Request :: What you return should match every record exactly, with the images removed.

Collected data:
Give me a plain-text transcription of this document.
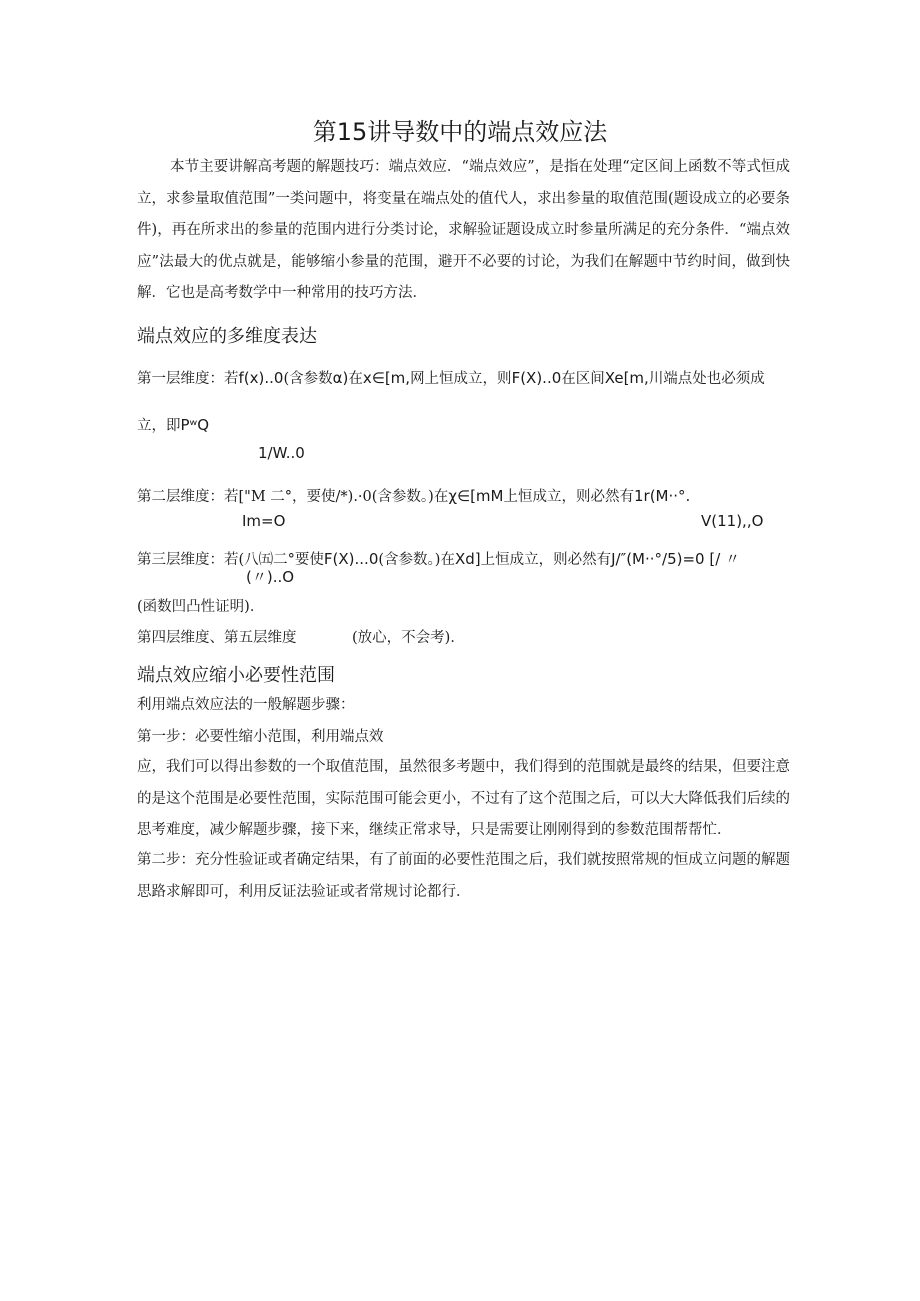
第15讲导数中的端点效应法

本节主要讲解高考题的解题技巧：端点效应．“端点效应”，是指在处理“定区间上函数不等式恒成立，求参量取值范围”一类问题中，将变量在端点处的值代人，求出参量的取值范围(题设成立的必要条件)，再在所求出的参量的范围内进行分类讨论，求解验证题设成立时参量所满足的充分条件．“端点效应”法最大的优点就是，能够缩小参量的范围，避开不必要的讨论，为我们在解题中节约时间，做到快解．它也是高考数学中一种常用的技巧方法．

端点效应的多维度表达

第一层维度：若f(x)..0(含参数α)在x∈[m,网上恒成立，则F(X)..0在区间Xe[m,川端点处也必须成

立，即PʷQ

1/W..0

第二层维度：若["M 二°，要使/*).·0(含参数。)在χ∈[mM上恒成立，则必然有1r(M··°.

Im=O	V(11),,O

第三层维度：若(八㈤二°要使F(X)...0(含参数。)在Xd]上恒成立，则必然有J/″(M··°/5)=0 [/ 〃

(〃)..O

(函数凹凸性证明)．

第四层维度、第五层维度	(放心，不会考)．

端点效应缩小必要性范围

利用端点效应法的一般解题步骤：

第一步：必要性缩小范围，利用端点效

应，我们可以得出参数的一个取值范围，虽然很多考题中，我们得到的范围就是最终的结果，但要注意的是这个范围是必要性范围，实际范围可能会更小，不过有了这个范围之后，可以大大降低我们后续的思考难度，减少解题步骤，接下来，继续正常求导，只是需要让刚刚得到的参数范围帮帮忙．

第二步：充分性验证或者确定结果，有了前面的必要性范围之后，我们就按照常规的恒成立问题的解题思路求解即可，利用反证法验证或者常规讨论都行．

Finished exercise ::
Give me a plain-text transcription of this document.
第15讲导数中的端点效应法

本节主要讲解高考题的解题技巧：端点效应．“端点效应”，是指在处理“定区间上函数不等式恒成立，求参量取值范围”一类问题中，将变量在端点处的值代人，求出参量的取值范围(题设成立的必要条件)，再在所求出的参量的范围内进行分类讨论，求解验证题设成立时参量所满足的充分条件．“端点效应”法最大的优点就是，能够缩小参量的范围，避开不必要的讨论，为我们在解题中节约时间，做到快解．它也是高考数学中一种常用的技巧方法．

端点效应的多维度表达

第一层维度：若f(x)..0(含参数α)在x∈[m,网上恒成立，则F(X)..0在区间Xe[m,川端点处也必须成

立，即PʷQ

1/W..0

第二层维度：若["M 二°，要使/*).·0(含参数。)在χ∈[mM上恒成立，则必然有1r(M··°.

Im=O	V(11),,O

第三层维度：若(八㈤二°要使F(X)...0(含参数。)在Xd]上恒成立，则必然有J/″(M··°/5)=0 [/ 〃

(〃)..O

(函数凹凸性证明)．

第四层维度、第五层维度	(放心，不会考)．

端点效应缩小必要性范围

利用端点效应法的一般解题步骤：

第一步：必要性缩小范围，利用端点效

应，我们可以得出参数的一个取值范围，虽然很多考题中，我们得到的范围就是最终的结果，但要注意的是这个范围是必要性范围，实际范围可能会更小，不过有了这个范围之后，可以大大降低我们后续的思考难度，减少解题步骤，接下来，继续正常求导，只是需要让刚刚得到的参数范围帮帮忙．

第二步：充分性验证或者确定结果，有了前面的必要性范围之后，我们就按照常规的恒成立问题的解题思路求解即可，利用反证法验证或者常规讨论都行．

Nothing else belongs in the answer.